* [Task directions]: Take from the listing each line that has the string "Фаленки".

* [Material provided]:
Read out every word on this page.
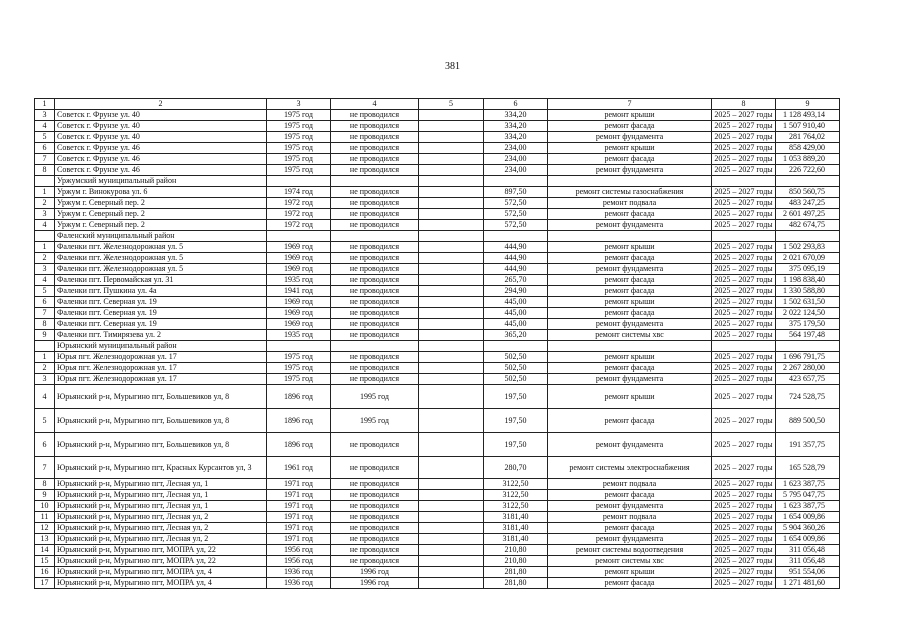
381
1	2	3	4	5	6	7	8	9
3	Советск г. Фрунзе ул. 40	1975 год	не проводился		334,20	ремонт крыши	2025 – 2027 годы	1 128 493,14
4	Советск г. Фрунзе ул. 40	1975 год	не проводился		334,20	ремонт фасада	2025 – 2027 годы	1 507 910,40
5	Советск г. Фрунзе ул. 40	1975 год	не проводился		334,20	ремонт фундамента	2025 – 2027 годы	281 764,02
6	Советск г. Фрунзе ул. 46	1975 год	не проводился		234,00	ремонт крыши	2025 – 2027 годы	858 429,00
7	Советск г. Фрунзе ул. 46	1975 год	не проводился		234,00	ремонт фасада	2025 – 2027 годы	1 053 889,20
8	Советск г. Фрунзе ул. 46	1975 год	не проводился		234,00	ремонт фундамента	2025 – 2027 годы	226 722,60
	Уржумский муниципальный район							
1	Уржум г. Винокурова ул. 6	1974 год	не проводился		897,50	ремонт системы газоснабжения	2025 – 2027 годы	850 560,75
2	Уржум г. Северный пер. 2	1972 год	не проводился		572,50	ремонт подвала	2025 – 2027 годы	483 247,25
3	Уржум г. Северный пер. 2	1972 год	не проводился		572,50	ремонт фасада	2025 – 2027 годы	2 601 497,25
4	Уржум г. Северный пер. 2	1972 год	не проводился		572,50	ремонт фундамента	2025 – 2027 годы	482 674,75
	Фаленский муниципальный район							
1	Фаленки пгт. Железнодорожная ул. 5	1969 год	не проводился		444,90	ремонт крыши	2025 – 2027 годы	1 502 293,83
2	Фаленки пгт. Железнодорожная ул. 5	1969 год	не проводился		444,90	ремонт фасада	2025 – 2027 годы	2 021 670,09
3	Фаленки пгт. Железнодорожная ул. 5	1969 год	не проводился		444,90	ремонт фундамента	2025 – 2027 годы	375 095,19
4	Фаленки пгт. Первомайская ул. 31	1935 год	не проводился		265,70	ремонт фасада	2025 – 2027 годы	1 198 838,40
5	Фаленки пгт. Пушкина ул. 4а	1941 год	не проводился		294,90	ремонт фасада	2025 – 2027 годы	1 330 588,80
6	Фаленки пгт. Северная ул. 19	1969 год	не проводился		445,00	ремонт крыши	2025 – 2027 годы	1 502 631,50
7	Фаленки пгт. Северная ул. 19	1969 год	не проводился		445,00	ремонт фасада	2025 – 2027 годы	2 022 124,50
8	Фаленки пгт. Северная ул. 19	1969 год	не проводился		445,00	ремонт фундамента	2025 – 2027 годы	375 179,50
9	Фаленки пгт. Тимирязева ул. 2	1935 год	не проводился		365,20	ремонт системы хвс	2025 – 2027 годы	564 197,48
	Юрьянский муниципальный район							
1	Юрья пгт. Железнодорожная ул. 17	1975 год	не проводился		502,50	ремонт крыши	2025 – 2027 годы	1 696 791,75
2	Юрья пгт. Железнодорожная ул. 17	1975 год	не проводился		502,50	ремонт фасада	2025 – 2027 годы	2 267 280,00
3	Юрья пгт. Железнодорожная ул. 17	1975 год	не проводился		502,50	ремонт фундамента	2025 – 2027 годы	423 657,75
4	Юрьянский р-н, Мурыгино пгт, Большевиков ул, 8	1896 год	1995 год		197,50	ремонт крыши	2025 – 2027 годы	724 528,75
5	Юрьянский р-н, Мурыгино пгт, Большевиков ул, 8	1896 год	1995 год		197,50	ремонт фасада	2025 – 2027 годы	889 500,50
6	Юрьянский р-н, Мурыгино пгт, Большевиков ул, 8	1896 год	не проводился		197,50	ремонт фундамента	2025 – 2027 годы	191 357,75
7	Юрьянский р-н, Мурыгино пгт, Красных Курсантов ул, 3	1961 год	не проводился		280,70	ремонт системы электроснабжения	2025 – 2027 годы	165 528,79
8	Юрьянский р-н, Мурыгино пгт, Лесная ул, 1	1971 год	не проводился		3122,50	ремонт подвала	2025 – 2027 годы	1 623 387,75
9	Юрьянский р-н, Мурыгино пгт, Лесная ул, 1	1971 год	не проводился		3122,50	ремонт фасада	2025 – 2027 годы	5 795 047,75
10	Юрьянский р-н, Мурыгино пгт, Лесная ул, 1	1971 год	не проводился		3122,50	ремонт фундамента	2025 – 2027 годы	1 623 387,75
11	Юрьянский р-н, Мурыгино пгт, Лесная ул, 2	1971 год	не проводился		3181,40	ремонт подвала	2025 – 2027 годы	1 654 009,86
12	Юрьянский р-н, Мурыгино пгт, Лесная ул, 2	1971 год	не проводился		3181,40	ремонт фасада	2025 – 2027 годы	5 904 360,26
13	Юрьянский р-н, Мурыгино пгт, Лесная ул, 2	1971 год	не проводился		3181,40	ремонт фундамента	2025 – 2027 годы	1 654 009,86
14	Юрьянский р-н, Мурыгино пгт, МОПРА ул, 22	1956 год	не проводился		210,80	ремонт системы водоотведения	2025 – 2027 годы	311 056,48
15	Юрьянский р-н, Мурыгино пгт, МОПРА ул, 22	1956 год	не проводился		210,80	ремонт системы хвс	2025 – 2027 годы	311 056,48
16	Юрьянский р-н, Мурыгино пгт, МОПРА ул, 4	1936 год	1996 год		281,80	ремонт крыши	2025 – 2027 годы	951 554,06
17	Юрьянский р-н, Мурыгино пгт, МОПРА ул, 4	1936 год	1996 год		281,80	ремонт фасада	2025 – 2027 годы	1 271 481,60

* * *

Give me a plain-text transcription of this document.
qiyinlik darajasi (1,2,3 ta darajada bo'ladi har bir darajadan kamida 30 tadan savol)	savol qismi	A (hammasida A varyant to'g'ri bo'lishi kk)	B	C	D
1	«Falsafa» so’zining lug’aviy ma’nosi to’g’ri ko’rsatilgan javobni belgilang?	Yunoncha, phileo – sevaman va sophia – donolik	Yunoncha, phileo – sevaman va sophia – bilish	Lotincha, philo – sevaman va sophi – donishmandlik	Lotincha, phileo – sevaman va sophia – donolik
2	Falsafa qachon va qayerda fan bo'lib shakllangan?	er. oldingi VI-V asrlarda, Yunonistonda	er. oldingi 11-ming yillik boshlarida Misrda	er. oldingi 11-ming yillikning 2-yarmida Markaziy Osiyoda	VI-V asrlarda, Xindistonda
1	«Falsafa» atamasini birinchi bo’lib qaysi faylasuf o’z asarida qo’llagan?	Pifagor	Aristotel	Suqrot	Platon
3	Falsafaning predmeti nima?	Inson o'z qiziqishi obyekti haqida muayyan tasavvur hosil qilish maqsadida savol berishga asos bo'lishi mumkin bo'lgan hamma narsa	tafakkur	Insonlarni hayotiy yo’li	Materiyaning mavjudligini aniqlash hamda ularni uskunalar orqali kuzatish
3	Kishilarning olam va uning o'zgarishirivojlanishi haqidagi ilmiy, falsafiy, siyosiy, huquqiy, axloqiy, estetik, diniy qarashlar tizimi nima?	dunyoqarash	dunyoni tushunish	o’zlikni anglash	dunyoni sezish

* [Response to the exercise]:
1	Фаленки пгт. Железнодорожная ул. 5	1969 год	не проводился		444,90	ремонт крыши	2025 – 2027 годы	1 502 293,83
2	Фаленки пгт. Железнодорожная ул. 5	1969 год	не проводился		444,90	ремонт фасада	2025 – 2027 годы	2 021 670,09
3	Фаленки пгт. Железнодорожная ул. 5	1969 год	не проводился		444,90	ремонт фундамента	2025 – 2027 годы	375 095,19
4	Фаленки пгт. Первомайская ул. 31	1935 год	не проводился		265,70	ремонт фасада	2025 – 2027 годы	1 198 838,40
5	Фаленки пгт. Пушкина ул. 4а	1941 год	не проводился		294,90	ремонт фасада	2025 – 2027 годы	1 330 588,80
6	Фаленки пгт. Северная ул. 19	1969 год	не проводился		445,00	ремонт крыши	2025 – 2027 годы	1 502 631,50
7	Фаленки пгт. Северная ул. 19	1969 год	не проводился		445,00	ремонт фасада	2025 – 2027 годы	2 022 124,50
8	Фаленки пгт. Северная ул. 19	1969 год	не проводился		445,00	ремонт фундамента	2025 – 2027 годы	375 179,50
9	Фаленки пгт. Тимирязева ул. 2	1935 год	не проводился		365,20	ремонт системы хвс	2025 – 2027 годы	564 197,48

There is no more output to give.